_PROBLEM TO SOLVE_
Gather each line of the entries below that includes "adjusted".

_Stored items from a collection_
----------
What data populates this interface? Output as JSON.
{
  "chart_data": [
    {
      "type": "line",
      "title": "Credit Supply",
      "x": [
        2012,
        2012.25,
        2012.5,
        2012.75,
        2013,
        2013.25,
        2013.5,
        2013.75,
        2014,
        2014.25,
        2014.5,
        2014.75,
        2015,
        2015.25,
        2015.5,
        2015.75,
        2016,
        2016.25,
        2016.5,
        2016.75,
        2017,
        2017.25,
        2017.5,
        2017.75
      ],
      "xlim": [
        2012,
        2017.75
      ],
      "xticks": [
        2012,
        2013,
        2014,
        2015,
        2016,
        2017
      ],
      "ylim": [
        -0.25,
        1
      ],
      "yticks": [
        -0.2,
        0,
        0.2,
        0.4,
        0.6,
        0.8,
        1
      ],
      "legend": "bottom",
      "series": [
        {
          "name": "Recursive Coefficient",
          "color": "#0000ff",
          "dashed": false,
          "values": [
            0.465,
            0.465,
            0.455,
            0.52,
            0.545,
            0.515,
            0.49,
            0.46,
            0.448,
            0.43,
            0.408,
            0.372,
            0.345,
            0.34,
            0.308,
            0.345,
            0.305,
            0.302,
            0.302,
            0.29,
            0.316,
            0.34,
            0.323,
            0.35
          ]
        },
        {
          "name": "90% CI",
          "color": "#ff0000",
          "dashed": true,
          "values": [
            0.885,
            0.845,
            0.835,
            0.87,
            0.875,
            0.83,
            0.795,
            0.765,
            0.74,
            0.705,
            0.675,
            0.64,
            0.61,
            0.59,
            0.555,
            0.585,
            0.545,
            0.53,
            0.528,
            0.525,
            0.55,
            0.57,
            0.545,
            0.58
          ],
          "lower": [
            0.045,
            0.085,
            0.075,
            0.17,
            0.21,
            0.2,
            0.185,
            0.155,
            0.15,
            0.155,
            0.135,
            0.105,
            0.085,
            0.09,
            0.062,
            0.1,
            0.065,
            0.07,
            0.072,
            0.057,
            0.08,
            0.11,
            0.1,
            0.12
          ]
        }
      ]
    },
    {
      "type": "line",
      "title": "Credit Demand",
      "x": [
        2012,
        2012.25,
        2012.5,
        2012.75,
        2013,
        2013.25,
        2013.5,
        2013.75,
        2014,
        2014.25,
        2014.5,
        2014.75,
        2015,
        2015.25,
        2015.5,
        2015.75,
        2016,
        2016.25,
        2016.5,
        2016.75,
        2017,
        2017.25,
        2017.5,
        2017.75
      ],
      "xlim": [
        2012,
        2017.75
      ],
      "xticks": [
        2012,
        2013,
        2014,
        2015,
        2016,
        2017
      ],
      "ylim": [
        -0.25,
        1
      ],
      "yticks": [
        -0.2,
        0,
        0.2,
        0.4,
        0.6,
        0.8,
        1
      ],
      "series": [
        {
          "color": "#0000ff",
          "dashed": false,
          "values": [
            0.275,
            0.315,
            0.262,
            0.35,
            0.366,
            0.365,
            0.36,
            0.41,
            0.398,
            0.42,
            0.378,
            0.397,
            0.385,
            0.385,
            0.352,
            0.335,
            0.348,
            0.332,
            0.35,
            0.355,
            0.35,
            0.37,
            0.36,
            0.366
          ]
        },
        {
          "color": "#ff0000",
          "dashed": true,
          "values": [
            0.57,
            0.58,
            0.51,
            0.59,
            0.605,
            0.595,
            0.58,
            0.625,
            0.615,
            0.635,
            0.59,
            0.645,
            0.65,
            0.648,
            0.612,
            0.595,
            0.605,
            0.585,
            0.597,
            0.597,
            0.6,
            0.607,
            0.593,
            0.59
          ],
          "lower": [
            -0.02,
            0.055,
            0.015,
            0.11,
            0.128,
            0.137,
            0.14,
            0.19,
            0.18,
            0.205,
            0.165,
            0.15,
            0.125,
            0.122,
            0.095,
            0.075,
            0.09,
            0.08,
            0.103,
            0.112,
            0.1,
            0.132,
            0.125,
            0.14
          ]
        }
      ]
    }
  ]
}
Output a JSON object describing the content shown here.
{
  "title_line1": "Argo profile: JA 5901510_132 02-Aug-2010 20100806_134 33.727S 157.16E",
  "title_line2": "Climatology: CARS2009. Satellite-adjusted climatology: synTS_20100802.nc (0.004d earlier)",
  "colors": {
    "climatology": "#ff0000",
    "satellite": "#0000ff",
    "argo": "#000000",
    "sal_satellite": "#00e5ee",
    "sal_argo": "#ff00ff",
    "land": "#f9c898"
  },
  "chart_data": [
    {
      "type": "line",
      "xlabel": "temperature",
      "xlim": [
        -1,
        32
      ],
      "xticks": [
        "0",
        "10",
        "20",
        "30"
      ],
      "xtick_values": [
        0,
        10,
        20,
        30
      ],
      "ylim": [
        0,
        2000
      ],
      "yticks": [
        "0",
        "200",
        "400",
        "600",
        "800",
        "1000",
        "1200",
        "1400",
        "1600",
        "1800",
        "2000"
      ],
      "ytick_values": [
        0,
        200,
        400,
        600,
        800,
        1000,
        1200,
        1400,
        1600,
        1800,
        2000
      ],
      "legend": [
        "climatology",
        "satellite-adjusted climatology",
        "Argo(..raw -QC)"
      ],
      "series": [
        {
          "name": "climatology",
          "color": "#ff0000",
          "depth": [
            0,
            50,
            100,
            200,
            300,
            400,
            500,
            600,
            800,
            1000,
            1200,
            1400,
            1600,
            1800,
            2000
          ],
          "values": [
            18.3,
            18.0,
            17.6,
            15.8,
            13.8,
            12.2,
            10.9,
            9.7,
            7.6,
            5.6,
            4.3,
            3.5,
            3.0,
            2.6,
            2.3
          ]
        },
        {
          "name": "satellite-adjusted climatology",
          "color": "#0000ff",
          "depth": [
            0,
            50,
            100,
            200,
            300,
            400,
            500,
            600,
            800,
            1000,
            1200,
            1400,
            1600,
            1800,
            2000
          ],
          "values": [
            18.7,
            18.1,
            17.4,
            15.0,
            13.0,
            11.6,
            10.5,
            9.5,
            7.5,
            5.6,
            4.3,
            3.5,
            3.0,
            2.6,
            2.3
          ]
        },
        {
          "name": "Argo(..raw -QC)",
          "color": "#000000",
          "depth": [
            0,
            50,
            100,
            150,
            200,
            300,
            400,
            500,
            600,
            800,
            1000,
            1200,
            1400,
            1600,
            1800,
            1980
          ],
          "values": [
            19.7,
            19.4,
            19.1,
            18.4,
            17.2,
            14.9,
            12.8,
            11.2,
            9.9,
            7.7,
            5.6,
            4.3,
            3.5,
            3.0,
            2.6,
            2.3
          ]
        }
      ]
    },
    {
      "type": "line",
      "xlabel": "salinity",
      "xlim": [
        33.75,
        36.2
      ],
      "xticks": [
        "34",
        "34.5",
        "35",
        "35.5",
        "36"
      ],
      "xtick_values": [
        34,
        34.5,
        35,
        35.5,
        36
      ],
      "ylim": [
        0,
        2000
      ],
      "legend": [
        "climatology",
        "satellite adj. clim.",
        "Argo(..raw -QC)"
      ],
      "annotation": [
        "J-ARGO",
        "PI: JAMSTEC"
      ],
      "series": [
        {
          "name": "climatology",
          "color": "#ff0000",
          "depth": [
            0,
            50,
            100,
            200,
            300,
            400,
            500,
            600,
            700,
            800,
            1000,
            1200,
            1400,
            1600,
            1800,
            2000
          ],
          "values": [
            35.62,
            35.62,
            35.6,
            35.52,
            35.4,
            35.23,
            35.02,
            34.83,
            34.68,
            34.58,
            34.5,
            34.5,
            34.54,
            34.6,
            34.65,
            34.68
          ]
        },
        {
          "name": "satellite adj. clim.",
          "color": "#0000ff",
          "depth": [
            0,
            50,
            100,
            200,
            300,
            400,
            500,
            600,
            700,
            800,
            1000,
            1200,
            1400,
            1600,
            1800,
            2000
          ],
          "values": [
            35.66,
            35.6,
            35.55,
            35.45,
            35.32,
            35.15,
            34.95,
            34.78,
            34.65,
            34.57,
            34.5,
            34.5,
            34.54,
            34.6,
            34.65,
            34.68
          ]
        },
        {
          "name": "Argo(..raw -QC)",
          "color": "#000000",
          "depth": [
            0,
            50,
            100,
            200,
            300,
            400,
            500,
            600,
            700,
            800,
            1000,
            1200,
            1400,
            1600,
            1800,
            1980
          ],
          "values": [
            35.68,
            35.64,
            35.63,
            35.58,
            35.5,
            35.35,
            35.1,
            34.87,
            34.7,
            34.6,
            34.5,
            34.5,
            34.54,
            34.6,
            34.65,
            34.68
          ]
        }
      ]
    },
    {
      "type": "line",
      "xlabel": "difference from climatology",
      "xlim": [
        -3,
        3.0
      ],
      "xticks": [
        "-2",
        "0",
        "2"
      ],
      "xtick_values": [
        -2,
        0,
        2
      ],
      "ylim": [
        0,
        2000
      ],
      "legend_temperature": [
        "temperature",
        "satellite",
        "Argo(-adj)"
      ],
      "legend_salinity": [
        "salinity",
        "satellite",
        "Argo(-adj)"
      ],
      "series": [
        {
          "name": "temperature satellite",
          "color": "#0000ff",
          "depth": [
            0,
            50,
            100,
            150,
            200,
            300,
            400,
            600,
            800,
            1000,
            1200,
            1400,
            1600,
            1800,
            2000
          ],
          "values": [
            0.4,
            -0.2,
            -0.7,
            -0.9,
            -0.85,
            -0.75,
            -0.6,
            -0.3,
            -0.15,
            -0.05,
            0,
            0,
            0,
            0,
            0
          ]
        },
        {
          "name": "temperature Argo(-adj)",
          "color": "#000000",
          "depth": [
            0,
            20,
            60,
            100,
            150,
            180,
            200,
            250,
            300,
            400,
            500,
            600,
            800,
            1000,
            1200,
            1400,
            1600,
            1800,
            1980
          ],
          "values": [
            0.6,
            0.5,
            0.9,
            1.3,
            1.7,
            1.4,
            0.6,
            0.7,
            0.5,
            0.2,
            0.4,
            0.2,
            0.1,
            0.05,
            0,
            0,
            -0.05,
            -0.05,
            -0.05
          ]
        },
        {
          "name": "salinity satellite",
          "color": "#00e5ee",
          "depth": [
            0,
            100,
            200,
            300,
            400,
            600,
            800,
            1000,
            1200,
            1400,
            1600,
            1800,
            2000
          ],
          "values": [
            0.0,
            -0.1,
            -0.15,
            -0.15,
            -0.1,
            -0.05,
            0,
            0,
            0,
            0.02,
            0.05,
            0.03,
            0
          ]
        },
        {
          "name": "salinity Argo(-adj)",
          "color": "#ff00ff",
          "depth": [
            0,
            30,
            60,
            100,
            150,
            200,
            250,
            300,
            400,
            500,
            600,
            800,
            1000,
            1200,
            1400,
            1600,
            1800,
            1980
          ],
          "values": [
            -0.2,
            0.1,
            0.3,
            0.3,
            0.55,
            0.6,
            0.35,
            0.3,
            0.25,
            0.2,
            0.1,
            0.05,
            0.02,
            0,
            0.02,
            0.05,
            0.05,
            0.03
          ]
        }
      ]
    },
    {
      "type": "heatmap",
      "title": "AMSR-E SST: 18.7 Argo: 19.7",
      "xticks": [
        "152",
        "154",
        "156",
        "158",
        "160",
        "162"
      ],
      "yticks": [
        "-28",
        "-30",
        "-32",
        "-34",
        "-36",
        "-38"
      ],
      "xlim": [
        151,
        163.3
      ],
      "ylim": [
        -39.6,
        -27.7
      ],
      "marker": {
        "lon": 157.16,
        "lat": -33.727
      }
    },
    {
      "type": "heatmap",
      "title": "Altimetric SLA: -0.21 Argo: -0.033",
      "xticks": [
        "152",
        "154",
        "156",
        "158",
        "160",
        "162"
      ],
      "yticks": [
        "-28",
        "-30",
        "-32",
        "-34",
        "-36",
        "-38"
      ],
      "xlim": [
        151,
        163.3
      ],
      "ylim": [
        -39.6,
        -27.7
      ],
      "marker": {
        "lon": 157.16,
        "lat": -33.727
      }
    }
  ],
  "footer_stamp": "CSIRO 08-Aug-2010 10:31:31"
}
----------
_OUTPUT OF THE EXERCISE_
  "title_line2": "Climatology: CARS2009. Satellite-adjusted climatology: synTS_20100802.nc (0.004d earlier)",
        "satellite-adjusted climatology",
          "name": "satellite-adjusted climatology",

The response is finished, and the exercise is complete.